**Instructions for the task:** Give back the full material, exactly as it reads.

--- Dataset extract ---

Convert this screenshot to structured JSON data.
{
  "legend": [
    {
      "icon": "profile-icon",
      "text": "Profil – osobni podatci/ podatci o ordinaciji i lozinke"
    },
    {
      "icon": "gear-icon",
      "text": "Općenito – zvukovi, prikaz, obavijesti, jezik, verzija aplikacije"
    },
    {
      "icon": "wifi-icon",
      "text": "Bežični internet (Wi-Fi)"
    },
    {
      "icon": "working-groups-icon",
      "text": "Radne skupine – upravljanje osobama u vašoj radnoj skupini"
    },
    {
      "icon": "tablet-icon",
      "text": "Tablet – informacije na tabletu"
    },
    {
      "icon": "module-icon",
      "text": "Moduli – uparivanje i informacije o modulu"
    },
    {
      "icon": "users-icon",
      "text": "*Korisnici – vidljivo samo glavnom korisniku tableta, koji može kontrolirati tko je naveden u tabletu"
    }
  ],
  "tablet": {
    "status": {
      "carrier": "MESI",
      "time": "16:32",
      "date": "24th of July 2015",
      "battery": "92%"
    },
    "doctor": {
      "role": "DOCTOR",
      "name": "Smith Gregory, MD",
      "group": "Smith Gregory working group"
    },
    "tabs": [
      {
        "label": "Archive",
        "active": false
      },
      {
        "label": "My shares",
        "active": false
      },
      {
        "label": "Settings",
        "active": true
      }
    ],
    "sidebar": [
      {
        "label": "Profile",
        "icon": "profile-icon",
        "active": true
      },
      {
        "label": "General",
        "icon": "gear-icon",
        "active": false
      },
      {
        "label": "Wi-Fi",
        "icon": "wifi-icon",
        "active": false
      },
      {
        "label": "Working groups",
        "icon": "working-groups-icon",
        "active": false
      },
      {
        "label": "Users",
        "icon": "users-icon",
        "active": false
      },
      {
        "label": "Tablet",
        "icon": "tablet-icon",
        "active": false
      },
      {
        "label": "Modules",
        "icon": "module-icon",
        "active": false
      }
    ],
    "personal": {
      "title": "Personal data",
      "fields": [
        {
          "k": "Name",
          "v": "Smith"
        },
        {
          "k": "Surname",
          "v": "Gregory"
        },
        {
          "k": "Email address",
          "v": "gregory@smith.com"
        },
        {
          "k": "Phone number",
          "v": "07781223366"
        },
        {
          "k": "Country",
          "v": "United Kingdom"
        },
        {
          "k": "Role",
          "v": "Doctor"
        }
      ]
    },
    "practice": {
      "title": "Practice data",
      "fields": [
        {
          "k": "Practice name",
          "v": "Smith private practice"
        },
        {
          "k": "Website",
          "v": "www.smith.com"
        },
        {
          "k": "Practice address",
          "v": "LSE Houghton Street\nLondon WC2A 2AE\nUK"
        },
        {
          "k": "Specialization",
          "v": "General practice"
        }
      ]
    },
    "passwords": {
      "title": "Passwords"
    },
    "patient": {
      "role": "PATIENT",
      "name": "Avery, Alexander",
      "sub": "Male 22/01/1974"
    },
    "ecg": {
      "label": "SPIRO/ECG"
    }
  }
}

---

**Expected answer:**
Convert this screenshot to structured JSON data.
{
  "legend": [
    {
      "icon": "profile-icon",
      "text": "Profil – osobni podatci/ podatci o ordinaciji i lozinke"
    },
    {
      "icon": "gear-icon",
      "text": "Općenito – zvukovi, prikaz, obavijesti, jezik, verzija aplikacije"
    },
    {
      "icon": "wifi-icon",
      "text": "Bežični internet (Wi-Fi)"
    },
    {
      "icon": "working-groups-icon",
      "text": "Radne skupine – upravljanje osobama u vašoj radnoj skupini"
    },
    {
      "icon": "tablet-icon",
      "text": "Tablet – informacije na tabletu"
    },
    {
      "icon": "module-icon",
      "text": "Moduli – uparivanje i informacije o modulu"
    },
    {
      "icon": "users-icon",
      "text": "*Korisnici – vidljivo samo glavnom korisniku tableta, koji može kontrolirati tko je naveden u tabletu"
    }
  ],
  "tablet": {
    "status": {
      "carrier": "MESI",
      "time": "16:32",
      "date": "24th of July 2015",
      "battery": "92%"
    },
    "doctor": {
      "role": "DOCTOR",
      "name": "Smith Gregory, MD",
      "group": "Smith Gregory working group"
    },
    "tabs": [
      {
        "label": "Archive",
        "active": false
      },
      {
        "label": "My shares",
        "active": false
      },
      {
        "label": "Settings",
        "active": true
      }
    ],
    "sidebar": [
      {
        "label": "Profile",
        "icon": "profile-icon",
        "active": true
      },
      {
        "label": "General",
        "icon": "gear-icon",
        "active": false
      },
      {
        "label": "Wi-Fi",
        "icon": "wifi-icon",
        "active": false
      },
      {
        "label": "Working groups",
        "icon": "working-groups-icon",
        "active": false
      },
      {
        "label": "Users",
        "icon": "users-icon",
        "active": false
      },
      {
        "label": "Tablet",
        "icon": "tablet-icon",
        "active": false
      },
      {
        "label": "Modules",
        "icon": "module-icon",
        "active": false
      }
    ],
    "personal": {
      "title": "Personal data",
      "fields": [
        {
          "k": "Name",
          "v": "Smith"
        },
        {
          "k": "Surname",
          "v": "Gregory"
        },
        {
          "k": "Email address",
          "v": "gregory@smith.com"
        },
        {
          "k": "Phone number",
          "v": "07781223366"
        },
        {
          "k": "Country",
          "v": "United Kingdom"
        },
        {
          "k": "Role",
          "v": "Doctor"
        }
      ]
    },
    "practice": {
      "title": "Practice data",
      "fields": [
        {
          "k": "Practice name",
          "v": "Smith private practice"
        },
        {
          "k": "Website",
          "v": "www.smith.com"
        },
        {
          "k": "Practice address",
          "v": "LSE Houghton Street\nLondon WC2A 2AE\nUK"
        },
        {
          "k": "Specialization",
          "v": "General practice"
        }
      ]
    },
    "passwords": {
      "title": "Passwords"
    },
    "patient": {
      "role": "PATIENT",
      "name": "Avery, Alexander",
      "sub": "Male 22/01/1974"
    },
    "ecg": {
      "label": "SPIRO/ECG"
    }
  }
}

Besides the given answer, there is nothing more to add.